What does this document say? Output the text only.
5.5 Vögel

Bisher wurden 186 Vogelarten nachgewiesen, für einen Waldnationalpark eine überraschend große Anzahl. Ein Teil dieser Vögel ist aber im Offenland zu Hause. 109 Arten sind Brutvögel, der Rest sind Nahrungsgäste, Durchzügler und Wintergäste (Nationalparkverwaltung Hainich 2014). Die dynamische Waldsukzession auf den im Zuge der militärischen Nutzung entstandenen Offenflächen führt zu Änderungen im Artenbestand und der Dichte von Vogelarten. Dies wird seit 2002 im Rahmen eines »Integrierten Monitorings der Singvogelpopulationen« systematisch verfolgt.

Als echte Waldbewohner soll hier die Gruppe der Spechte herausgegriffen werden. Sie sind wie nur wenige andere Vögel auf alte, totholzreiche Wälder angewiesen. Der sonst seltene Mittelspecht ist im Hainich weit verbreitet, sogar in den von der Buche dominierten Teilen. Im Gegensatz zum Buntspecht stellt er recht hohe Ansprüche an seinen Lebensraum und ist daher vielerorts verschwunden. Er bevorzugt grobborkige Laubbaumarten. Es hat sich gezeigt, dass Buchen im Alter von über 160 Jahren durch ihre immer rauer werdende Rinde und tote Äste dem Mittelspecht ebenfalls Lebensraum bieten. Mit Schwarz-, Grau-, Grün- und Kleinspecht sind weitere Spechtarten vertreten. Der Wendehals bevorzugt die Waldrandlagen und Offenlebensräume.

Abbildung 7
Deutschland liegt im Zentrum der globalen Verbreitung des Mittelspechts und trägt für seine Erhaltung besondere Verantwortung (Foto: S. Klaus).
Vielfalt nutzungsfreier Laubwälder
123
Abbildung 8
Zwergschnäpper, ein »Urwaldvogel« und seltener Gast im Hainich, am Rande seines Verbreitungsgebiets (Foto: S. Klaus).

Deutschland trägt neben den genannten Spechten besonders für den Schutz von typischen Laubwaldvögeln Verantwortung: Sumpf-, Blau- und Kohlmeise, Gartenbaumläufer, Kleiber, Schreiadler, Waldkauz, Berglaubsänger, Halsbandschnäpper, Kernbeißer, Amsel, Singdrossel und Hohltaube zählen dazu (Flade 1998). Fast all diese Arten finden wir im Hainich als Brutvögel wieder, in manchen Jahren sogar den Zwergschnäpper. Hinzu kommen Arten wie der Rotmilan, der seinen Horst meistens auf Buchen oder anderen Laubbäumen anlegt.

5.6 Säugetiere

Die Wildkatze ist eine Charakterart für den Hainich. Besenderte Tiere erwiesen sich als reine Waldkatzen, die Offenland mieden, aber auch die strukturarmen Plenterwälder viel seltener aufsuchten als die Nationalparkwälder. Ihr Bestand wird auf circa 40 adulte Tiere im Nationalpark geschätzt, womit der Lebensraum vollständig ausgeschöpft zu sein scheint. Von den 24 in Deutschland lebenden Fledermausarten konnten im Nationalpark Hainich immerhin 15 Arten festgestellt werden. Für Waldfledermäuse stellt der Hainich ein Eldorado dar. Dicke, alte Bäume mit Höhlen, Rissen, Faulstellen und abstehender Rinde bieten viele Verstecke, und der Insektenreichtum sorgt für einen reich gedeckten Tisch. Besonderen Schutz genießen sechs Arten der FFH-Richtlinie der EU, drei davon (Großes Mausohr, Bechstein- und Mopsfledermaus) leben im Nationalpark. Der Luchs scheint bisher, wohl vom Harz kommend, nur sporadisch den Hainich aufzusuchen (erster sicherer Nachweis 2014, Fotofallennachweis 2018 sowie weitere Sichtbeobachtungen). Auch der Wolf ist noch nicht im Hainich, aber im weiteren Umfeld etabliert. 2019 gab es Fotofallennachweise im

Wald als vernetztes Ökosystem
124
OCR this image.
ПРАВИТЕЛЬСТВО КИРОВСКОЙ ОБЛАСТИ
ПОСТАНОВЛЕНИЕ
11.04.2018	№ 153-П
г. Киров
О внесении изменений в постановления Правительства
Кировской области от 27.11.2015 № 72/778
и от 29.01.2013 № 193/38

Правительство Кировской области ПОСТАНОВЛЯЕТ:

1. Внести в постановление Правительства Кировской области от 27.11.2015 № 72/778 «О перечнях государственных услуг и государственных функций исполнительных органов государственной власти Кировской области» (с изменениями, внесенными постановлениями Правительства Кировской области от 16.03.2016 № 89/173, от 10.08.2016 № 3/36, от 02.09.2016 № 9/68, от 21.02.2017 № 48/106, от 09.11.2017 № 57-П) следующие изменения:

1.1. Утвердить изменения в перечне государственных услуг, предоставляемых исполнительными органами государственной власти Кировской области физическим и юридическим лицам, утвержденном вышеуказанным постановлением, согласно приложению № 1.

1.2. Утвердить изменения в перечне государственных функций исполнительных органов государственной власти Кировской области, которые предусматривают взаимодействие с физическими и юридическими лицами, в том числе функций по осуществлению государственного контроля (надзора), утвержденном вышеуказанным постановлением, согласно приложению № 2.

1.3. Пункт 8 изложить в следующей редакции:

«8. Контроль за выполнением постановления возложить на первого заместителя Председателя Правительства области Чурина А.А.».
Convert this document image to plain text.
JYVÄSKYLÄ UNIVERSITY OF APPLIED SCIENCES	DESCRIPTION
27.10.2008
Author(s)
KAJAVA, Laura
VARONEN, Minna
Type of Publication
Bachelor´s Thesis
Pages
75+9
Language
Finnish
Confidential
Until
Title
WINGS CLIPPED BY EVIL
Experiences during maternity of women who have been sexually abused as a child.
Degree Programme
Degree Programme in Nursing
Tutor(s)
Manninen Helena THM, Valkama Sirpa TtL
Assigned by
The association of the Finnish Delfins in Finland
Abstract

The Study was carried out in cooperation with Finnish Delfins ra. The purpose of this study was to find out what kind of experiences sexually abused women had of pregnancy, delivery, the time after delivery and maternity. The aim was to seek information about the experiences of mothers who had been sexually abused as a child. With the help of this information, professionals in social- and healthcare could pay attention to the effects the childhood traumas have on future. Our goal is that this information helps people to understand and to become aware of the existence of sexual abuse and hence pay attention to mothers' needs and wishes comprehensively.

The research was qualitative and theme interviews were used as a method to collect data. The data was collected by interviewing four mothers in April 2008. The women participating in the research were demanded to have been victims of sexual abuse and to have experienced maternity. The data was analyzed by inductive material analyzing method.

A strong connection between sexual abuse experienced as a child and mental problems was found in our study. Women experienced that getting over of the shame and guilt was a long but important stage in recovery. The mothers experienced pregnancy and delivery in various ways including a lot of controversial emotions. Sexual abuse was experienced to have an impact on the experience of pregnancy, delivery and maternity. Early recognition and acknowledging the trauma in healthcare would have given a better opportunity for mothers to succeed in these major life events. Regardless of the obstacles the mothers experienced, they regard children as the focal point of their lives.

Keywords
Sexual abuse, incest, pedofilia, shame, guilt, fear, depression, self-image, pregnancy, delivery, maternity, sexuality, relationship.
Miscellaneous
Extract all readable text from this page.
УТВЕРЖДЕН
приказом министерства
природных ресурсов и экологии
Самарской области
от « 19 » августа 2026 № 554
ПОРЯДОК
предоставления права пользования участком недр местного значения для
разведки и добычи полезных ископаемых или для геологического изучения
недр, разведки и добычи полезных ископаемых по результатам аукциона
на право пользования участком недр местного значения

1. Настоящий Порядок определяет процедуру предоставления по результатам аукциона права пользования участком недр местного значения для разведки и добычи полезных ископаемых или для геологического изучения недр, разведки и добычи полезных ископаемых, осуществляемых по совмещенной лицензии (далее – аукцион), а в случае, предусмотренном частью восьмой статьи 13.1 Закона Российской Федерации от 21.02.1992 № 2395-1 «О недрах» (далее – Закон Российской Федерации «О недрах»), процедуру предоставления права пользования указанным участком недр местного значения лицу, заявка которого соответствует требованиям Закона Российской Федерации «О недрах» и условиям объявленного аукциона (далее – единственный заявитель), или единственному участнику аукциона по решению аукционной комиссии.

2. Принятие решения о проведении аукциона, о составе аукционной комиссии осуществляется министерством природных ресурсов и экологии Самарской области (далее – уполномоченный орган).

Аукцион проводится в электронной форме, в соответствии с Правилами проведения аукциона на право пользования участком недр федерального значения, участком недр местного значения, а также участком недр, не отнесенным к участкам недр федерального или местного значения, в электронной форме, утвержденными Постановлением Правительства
----
Problem details: From the listing above, copy all lines holding the word "экологии".

Solution for this problem:
природных ресурсов и экологии
2. Принятие решения о проведении аукциона, о составе аукционной комиссии осуществляется министерством природных ресурсов и экологии Самарской области (далее – уполномоченный орган).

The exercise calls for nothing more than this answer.